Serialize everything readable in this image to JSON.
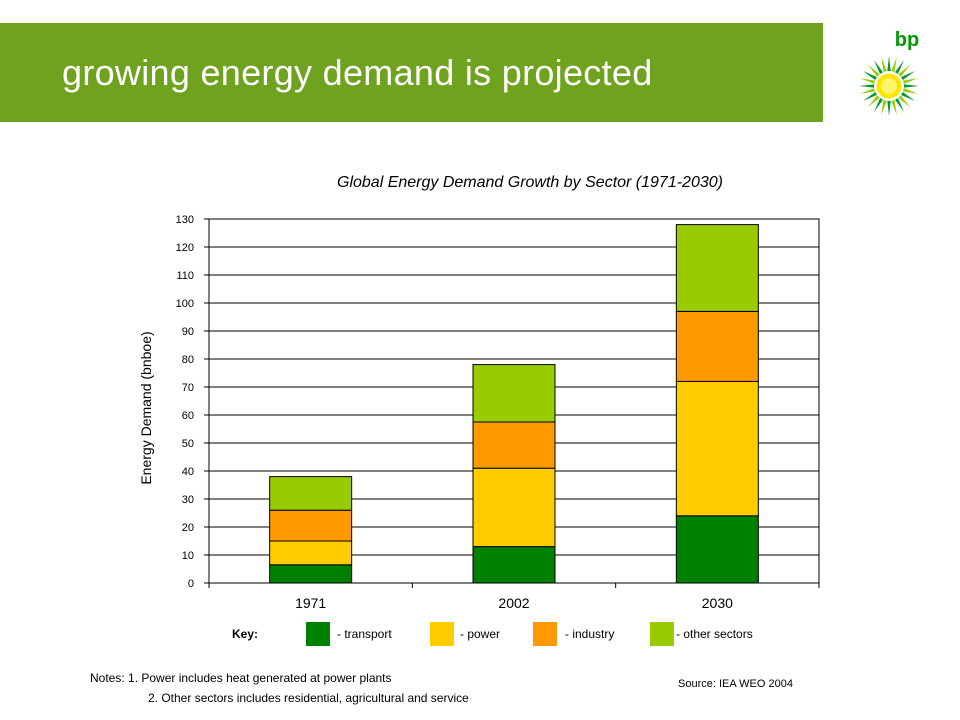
{
  "header": {
    "title": "growing energy demand is projected",
    "bar_color": "#6fa21e",
    "logo_text": "bp"
  },
  "chart_data": {
    "type": "bar",
    "stacked": true,
    "title": "Global Energy Demand Growth by Sector (1971-2030)",
    "xlabel": "",
    "ylabel": "Energy Demand (bnboe)",
    "categories": [
      "1971",
      "2002",
      "2030"
    ],
    "ylim": [
      0,
      130
    ],
    "yticks": [
      0,
      10,
      20,
      30,
      40,
      50,
      60,
      70,
      80,
      90,
      100,
      110,
      120,
      130
    ],
    "grid": true,
    "series": [
      {
        "name": "transport",
        "color": "#008000",
        "values": [
          6.5,
          13,
          24
        ]
      },
      {
        "name": "power",
        "color": "#ffcc00",
        "values": [
          8.5,
          28,
          48
        ]
      },
      {
        "name": "industry",
        "color": "#ff9900",
        "values": [
          11,
          16.5,
          25
        ]
      },
      {
        "name": "other sectors",
        "color": "#99cc00",
        "values": [
          12,
          20.5,
          31
        ]
      }
    ]
  },
  "key": {
    "title": "Key:",
    "items": [
      "- transport",
      "- power",
      "- industry",
      "- other sectors"
    ]
  },
  "notes": {
    "line1": "Notes:  1. Power includes heat generated at power plants",
    "line2": "2. Other sectors includes residential, agricultural and service"
  },
  "source": "Source: IEA WEO 2004"
}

### What you have to do
From the listing above, print every entry precisely and drop the pictures.

### Final result
Serialize everything readable in this image to JSON.
{
  "header": {
    "title": "growing energy demand is projected",
    "bar_color": "#6fa21e",
    "logo_text": "bp"
  },
  "chart_data": {
    "type": "bar",
    "stacked": true,
    "title": "Global Energy Demand Growth by Sector (1971-2030)",
    "xlabel": "",
    "ylabel": "Energy Demand (bnboe)",
    "categories": [
      "1971",
      "2002",
      "2030"
    ],
    "ylim": [
      0,
      130
    ],
    "yticks": [
      0,
      10,
      20,
      30,
      40,
      50,
      60,
      70,
      80,
      90,
      100,
      110,
      120,
      130
    ],
    "grid": true,
    "series": [
      {
        "name": "transport",
        "color": "#008000",
        "values": [
          6.5,
          13,
          24
        ]
      },
      {
        "name": "power",
        "color": "#ffcc00",
        "values": [
          8.5,
          28,
          48
        ]
      },
      {
        "name": "industry",
        "color": "#ff9900",
        "values": [
          11,
          16.5,
          25
        ]
      },
      {
        "name": "other sectors",
        "color": "#99cc00",
        "values": [
          12,
          20.5,
          31
        ]
      }
    ]
  },
  "key": {
    "title": "Key:",
    "items": [
      "- transport",
      "- power",
      "- industry",
      "- other sectors"
    ]
  },
  "notes": {
    "line1": "Notes:  1. Power includes heat generated at power plants",
    "line2": "2. Other sectors includes residential, agricultural and service"
  },
  "source": "Source: IEA WEO 2004"
}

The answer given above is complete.